- LISTED RECORDS
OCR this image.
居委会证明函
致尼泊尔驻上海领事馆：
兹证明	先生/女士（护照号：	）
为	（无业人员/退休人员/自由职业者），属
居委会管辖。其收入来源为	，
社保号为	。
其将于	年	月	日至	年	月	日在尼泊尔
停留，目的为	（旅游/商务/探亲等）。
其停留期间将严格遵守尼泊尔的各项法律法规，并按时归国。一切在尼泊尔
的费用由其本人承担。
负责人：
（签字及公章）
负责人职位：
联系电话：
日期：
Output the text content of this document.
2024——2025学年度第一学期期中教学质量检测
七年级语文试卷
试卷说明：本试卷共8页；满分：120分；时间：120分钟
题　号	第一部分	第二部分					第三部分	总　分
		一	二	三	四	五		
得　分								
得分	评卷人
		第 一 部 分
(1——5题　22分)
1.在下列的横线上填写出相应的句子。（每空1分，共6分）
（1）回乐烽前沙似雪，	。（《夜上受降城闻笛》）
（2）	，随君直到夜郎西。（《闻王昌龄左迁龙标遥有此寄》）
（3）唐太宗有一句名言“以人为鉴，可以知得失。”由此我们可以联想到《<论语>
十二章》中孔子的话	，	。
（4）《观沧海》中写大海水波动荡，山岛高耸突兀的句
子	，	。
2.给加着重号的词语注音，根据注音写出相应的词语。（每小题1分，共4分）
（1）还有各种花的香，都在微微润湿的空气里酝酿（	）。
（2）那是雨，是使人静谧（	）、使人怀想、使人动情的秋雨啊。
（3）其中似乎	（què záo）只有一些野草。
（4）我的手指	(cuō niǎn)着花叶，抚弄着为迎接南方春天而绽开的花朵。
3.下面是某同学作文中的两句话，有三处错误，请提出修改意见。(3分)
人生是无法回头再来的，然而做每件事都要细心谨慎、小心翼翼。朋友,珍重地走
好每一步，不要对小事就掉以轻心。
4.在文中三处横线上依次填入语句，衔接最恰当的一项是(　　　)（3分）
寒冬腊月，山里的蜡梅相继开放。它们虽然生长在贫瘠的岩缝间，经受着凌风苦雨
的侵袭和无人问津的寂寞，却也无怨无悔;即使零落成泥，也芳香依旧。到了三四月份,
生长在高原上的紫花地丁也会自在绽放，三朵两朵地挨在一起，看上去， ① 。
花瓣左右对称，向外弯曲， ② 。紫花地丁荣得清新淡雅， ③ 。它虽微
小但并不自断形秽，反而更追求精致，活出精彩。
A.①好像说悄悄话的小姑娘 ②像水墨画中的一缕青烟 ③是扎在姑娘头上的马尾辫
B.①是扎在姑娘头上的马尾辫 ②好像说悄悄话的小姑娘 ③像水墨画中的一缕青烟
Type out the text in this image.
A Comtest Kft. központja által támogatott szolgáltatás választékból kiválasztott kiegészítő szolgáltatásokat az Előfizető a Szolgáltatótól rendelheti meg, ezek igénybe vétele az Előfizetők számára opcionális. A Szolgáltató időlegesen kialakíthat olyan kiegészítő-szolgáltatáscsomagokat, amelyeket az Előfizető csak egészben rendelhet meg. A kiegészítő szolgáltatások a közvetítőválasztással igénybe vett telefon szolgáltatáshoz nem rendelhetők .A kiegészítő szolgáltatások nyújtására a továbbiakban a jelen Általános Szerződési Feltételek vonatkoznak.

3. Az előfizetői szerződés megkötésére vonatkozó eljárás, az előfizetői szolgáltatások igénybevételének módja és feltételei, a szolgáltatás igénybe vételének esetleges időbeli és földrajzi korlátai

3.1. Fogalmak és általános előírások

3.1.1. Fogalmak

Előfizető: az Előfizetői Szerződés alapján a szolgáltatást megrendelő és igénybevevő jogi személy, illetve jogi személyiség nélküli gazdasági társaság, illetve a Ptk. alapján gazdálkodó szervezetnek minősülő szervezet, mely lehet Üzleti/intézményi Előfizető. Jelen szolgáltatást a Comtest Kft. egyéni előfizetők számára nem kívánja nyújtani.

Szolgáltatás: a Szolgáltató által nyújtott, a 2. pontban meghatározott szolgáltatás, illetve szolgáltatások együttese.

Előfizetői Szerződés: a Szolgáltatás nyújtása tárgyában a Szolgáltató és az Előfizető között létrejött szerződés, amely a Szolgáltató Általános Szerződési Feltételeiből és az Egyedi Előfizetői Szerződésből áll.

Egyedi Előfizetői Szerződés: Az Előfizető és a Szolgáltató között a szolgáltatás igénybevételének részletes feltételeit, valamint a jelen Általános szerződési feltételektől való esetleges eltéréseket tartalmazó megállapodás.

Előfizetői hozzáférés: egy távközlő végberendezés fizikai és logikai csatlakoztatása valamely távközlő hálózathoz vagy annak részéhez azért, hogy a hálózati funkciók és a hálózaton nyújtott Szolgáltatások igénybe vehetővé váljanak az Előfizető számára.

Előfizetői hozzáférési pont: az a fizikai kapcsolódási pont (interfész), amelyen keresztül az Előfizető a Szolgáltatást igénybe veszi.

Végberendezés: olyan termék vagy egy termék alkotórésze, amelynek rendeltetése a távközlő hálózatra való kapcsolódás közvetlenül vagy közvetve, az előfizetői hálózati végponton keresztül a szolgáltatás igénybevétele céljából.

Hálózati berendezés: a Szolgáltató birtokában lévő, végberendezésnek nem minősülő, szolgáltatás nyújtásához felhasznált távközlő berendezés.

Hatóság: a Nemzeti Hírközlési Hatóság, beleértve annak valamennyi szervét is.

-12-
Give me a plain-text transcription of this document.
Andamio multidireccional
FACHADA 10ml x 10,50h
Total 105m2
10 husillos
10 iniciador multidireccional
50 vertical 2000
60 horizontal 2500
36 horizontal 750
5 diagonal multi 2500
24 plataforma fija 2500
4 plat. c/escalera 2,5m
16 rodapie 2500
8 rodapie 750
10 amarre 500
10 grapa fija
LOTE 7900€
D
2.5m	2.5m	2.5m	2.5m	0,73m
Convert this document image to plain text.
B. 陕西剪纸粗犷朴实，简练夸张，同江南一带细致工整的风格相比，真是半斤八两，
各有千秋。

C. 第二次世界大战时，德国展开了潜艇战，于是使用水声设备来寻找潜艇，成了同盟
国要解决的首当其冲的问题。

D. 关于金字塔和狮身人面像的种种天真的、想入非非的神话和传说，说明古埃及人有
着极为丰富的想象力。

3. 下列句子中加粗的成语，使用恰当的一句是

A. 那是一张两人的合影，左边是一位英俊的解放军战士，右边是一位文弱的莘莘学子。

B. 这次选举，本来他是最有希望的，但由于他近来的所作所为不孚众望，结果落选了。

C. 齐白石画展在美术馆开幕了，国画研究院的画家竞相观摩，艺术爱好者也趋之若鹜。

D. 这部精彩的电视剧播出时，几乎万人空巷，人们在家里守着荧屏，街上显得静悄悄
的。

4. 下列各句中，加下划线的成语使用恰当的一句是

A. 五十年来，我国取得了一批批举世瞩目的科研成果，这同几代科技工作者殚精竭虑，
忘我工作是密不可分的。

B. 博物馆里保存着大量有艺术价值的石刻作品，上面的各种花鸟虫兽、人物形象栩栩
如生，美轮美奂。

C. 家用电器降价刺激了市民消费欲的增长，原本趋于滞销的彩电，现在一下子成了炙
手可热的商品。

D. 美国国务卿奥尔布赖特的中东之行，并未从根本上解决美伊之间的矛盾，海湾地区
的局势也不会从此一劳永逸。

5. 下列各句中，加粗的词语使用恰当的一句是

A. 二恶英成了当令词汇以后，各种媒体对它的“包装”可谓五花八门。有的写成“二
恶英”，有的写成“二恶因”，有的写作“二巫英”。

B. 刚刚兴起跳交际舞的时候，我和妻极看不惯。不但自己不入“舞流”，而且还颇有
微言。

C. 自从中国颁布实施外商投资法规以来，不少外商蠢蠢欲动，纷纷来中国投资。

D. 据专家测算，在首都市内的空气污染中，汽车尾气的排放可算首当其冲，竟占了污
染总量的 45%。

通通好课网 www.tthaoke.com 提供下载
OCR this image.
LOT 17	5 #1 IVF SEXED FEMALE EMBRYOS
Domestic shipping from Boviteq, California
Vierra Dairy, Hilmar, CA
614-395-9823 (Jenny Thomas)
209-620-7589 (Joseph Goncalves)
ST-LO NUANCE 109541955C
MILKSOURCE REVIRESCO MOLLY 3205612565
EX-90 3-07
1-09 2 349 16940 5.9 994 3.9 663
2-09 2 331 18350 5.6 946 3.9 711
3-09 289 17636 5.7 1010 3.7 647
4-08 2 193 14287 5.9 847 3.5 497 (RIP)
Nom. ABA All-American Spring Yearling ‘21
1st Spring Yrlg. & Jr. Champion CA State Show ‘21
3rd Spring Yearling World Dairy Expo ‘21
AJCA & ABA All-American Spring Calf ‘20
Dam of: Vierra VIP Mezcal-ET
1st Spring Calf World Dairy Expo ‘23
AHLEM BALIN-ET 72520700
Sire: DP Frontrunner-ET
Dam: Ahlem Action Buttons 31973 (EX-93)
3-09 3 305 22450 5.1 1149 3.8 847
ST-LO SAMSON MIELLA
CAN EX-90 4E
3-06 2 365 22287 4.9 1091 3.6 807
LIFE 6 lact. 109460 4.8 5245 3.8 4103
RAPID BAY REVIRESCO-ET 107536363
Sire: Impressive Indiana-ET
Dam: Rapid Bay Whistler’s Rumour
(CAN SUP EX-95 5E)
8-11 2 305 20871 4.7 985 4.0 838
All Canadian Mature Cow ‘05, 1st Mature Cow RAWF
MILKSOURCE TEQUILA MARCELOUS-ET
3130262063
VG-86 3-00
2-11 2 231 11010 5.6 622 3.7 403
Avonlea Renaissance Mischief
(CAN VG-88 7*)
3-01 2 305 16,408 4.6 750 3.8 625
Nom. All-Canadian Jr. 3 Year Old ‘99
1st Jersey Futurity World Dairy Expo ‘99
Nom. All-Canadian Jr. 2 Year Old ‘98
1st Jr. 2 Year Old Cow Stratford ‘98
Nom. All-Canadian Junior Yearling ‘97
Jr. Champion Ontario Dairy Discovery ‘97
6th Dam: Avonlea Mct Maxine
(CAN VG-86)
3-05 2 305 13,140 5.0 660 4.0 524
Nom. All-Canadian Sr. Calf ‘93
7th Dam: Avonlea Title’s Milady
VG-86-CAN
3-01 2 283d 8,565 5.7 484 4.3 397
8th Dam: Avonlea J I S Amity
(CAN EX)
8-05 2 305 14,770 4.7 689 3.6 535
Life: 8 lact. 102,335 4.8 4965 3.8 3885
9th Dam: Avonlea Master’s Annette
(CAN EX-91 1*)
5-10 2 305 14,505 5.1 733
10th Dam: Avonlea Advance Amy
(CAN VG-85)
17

- STATED EXERCISE
From the entries above, pull out each line that includes "Champion".

- CORRECT ANSWER
1st Spring Yrlg. & Jr. Champion CA State Show ‘21
Jr. Champion Ontario Dairy Discovery ‘97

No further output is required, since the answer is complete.